### GIVEN TEXT:
===

She looked skeptical. "People ask you out here," she reminded me, "and you tell them no." We were in the juniors' section now, scanning the racks for dress-up clothes. "Well, except for Tyler," Angela amended quietly. [...]
"Tyler told everyone he's taking you to prom," Jessica informed me with suspicious eyes.
"He said what?" I sounded like I was choking.
This is one of those aspects of Twilight which strikes me as super-creepy and yet I can't tell if the narrative expects me to feel that way.
Tyler nearly killed Bella with his van. Arguably, the incident may not have been his fault, but whether it was or wasn't, it's a fact that without the supernatural intervention of Edward, Bella would be dead right now. To the best of my knowledge, this incident never directly affects Bella within the narrative except as a means of revealing Edward's true nature. But for some people in real life, an incident like this would have the potential to be highly traumatizing. It wouldn't be unusual at all for Bella to transfer some of the trauma from the accident to her feelings about Tyler. His presence could remind her of her mortality, of how nearly she came to being dead.

===

### PROVIDED INFORMATION:
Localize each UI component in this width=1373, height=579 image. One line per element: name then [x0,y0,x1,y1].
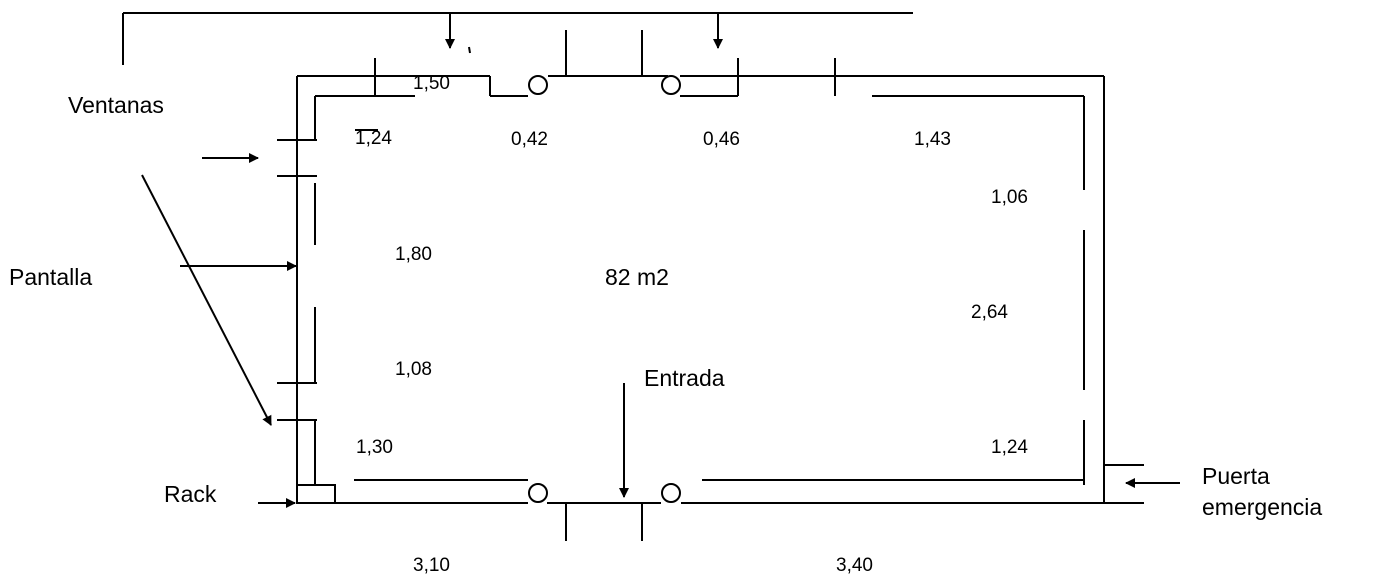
measure-bottom-left-inner: 1,30 [356,437,393,458]
columns [528,75,681,503]
emergency-door-label-1: Puerta [1202,463,1270,489]
measure-top-mid-2: 0,46 [703,129,740,150]
entrance-label: Entrada [644,365,725,391]
measure-right-mid: 2,64 [971,302,1008,323]
rack-box [296,484,336,504]
measure-top-left-window: 1,50 [413,73,450,94]
arrows [141,153,1180,508]
rack-label: Rack [164,481,217,507]
column-bottom-right [661,483,681,503]
windows-label: Ventanas [68,92,164,118]
emergency-door-label-2: emergencia [1202,494,1322,520]
measurements: 1,50 1,24 0,42 0,46 1,43 1,06 1,80 2,64 … [355,73,1028,576]
measure-left-lower: 1,08 [395,359,432,380]
column-top-right [661,75,681,95]
inner-wall [314,95,1085,486]
measure-bottom-right: 3,40 [836,555,873,576]
measure-left-upper: 1,80 [395,244,432,265]
tick-marks [277,30,1144,541]
measure-right-upper: 1,06 [991,187,1028,208]
area-label: 82 m2 [605,264,669,290]
measure-bottom-right-inner: 1,24 [991,437,1028,458]
diagonal-arrow [141,174,272,426]
windows-bracket [122,12,913,65]
column-top-left [528,75,548,95]
measure-top-right: 1,43 [914,129,951,150]
measure-top-left-inner: 1,24 [355,128,392,149]
outer-wall [296,75,1105,504]
labels: Ventanas Pantalla Rack Entrada Puerta em… [9,92,1322,520]
measure-top-mid-1: 0,42 [511,129,548,150]
measure-bottom-left: 3,10 [413,555,450,576]
screen-label: Pantalla [9,264,92,290]
column-bottom-left [528,483,548,503]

===

### WORK TO COMPLETE:
• a. In the Twilight commentary, why might Bella transfer some of the trauma from the accident to her feelings about Tyler? Answer in one to three sentences.
• b. Continue the commentary on Twilight from its last paragraph.

### ANSWERS BELOW:
• a. Tyler nearly killed Bella with his van, and only Edward's supernatural intervention kept her alive. His presence could therefore remind her of her mortality and of how nearly she came to being dead.

• b.
(Indeed, in a more nuanced vampire novel, the Van Incident would be directly linked to Bella's fervent desire to be vampire'd as soon as possible: the issue isn't merely her constantly-advancing age, it's that she should already be dead. What's to stop a thousand other fatal accidents from happening at any moment? Edward's selfish reassurances that his life would still be complete, having known her, doesn't change the fact that Bella would be dead and gone. Bella should be allowed within the narrative to have an opinion on that -- ideally one that has nothing to do with Edward and everything to do with her own wants and needs.)
Tyler seems to have taken this incident as proof that he's in some kind of heart-warming romantic comedy, and so naturally he's decided to act like a creepy and terrifying stalker because that sort of thing is sweet in romantic comedies, amiright?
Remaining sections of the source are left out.